Retype the data that follows line by line, exactly, and leave its pictures out.

*PROVIDED RECORDS*
□ □ □ □ □ □ □
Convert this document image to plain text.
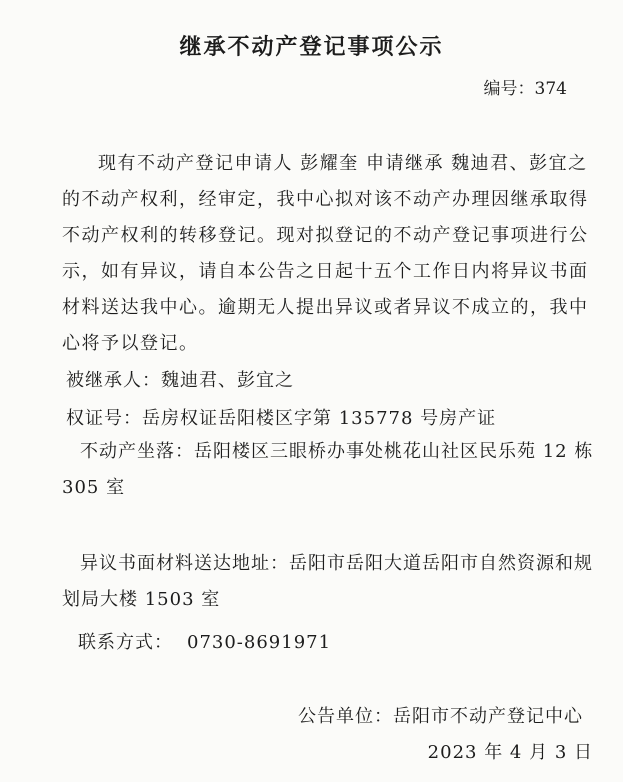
继承不动产登记事项公示
编号：374

现有不动产登记申请人 彭耀奎 申请继承 魏迪君、彭宜之 的不动产权利，经审定，我中心拟对该不动产办理因继承取得不动产权利的转移登记。现对拟登记的不动产登记事项进行公示，如有异议，请自本公告之日起十五个工作日内将异议书面材料送达我中心。逾期无人提出异议或者异议不成立的，我中心将予以登记。

被继承人：魏迪君、彭宜之
权证号：岳房权证岳阳楼区字第 135778 号房产证

不动产坐落：岳阳楼区三眼桥办事处桃花山社区民乐苑 12 栋 305 室

异议书面材料送达地址：岳阳市岳阳大道岳阳市自然资源和规划局大楼 1503 室

联系方式： 0730-8691971
公告单位：岳阳市不动产登记中心
2023 年 4 月 3 日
□ □ □ □ □ □ □
*ANSWER FOR THE TASK*
Convert this document image to plain text.
继承不动产登记事项公示
编号：374

现有不动产登记申请人 彭耀奎 申请继承 魏迪君、彭宜之 的不动产权利，经审定，我中心拟对该不动产办理因继承取得不动产权利的转移登记。现对拟登记的不动产登记事项进行公示，如有异议，请自本公告之日起十五个工作日内将异议书面材料送达我中心。逾期无人提出异议或者异议不成立的，我中心将予以登记。

被继承人：魏迪君、彭宜之
权证号：岳房权证岳阳楼区字第 135778 号房产证

不动产坐落：岳阳楼区三眼桥办事处桃花山社区民乐苑 12 栋 305 室

异议书面材料送达地址：岳阳市岳阳大道岳阳市自然资源和规划局大楼 1503 室

联系方式： 0730-8691971
公告单位：岳阳市不动产登记中心
2023 年 4 月 3 日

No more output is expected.